**Aim**
Write out the entries again exactly as they are given.

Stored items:
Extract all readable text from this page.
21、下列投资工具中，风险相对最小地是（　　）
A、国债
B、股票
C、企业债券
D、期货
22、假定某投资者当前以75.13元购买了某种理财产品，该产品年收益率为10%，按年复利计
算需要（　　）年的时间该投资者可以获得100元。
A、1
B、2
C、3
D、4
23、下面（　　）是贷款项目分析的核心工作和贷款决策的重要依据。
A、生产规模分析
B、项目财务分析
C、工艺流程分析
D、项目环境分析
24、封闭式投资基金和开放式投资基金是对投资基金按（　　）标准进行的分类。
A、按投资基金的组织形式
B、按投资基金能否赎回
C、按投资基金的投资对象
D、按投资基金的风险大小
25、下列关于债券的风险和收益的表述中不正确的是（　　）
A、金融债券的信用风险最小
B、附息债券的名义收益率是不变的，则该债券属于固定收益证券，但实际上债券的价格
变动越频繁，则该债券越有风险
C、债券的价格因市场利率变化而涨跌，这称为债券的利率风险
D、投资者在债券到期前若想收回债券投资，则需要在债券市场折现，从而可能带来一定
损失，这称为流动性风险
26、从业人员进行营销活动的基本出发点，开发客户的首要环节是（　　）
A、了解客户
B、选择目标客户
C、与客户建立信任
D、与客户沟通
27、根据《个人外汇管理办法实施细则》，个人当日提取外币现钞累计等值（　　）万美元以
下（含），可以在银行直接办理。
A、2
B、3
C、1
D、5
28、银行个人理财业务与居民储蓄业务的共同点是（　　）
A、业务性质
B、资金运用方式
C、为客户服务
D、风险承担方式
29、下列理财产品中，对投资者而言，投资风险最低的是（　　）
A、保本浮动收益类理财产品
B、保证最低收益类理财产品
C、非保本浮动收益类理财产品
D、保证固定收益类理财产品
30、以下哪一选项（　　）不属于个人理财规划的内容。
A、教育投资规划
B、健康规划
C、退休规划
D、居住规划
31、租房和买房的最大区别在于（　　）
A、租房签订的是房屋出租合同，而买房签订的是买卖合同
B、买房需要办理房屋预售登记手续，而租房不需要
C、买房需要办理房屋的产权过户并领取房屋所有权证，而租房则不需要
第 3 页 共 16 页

**Expected output**
Extract all readable text from this page.
21、下列投资工具中，风险相对最小地是（　　）
A、国债
B、股票
C、企业债券
D、期货
22、假定某投资者当前以75.13元购买了某种理财产品，该产品年收益率为10%，按年复利计
算需要（　　）年的时间该投资者可以获得100元。
A、1
B、2
C、3
D、4
23、下面（　　）是贷款项目分析的核心工作和贷款决策的重要依据。
A、生产规模分析
B、项目财务分析
C、工艺流程分析
D、项目环境分析
24、封闭式投资基金和开放式投资基金是对投资基金按（　　）标准进行的分类。
A、按投资基金的组织形式
B、按投资基金能否赎回
C、按投资基金的投资对象
D、按投资基金的风险大小
25、下列关于债券的风险和收益的表述中不正确的是（　　）
A、金融债券的信用风险最小
B、附息债券的名义收益率是不变的，则该债券属于固定收益证券，但实际上债券的价格
变动越频繁，则该债券越有风险
C、债券的价格因市场利率变化而涨跌，这称为债券的利率风险
D、投资者在债券到期前若想收回债券投资，则需要在债券市场折现，从而可能带来一定
损失，这称为流动性风险
26、从业人员进行营销活动的基本出发点，开发客户的首要环节是（　　）
A、了解客户
B、选择目标客户
C、与客户建立信任
D、与客户沟通
27、根据《个人外汇管理办法实施细则》，个人当日提取外币现钞累计等值（　　）万美元以
下（含），可以在银行直接办理。
A、2
B、3
C、1
D、5
28、银行个人理财业务与居民储蓄业务的共同点是（　　）
A、业务性质
B、资金运用方式
C、为客户服务
D、风险承担方式
29、下列理财产品中，对投资者而言，投资风险最低的是（　　）
A、保本浮动收益类理财产品
B、保证最低收益类理财产品
C、非保本浮动收益类理财产品
D、保证固定收益类理财产品
30、以下哪一选项（　　）不属于个人理财规划的内容。
A、教育投资规划
B、健康规划
C、退休规划
D、居住规划
31、租房和买房的最大区别在于（　　）
A、租房签订的是房屋出租合同，而买房签订的是买卖合同
B、买房需要办理房屋预售登记手续，而租房不需要
C、买房需要办理房屋的产权过户并领取房屋所有权证，而租房则不需要
第 3 页 共 16 页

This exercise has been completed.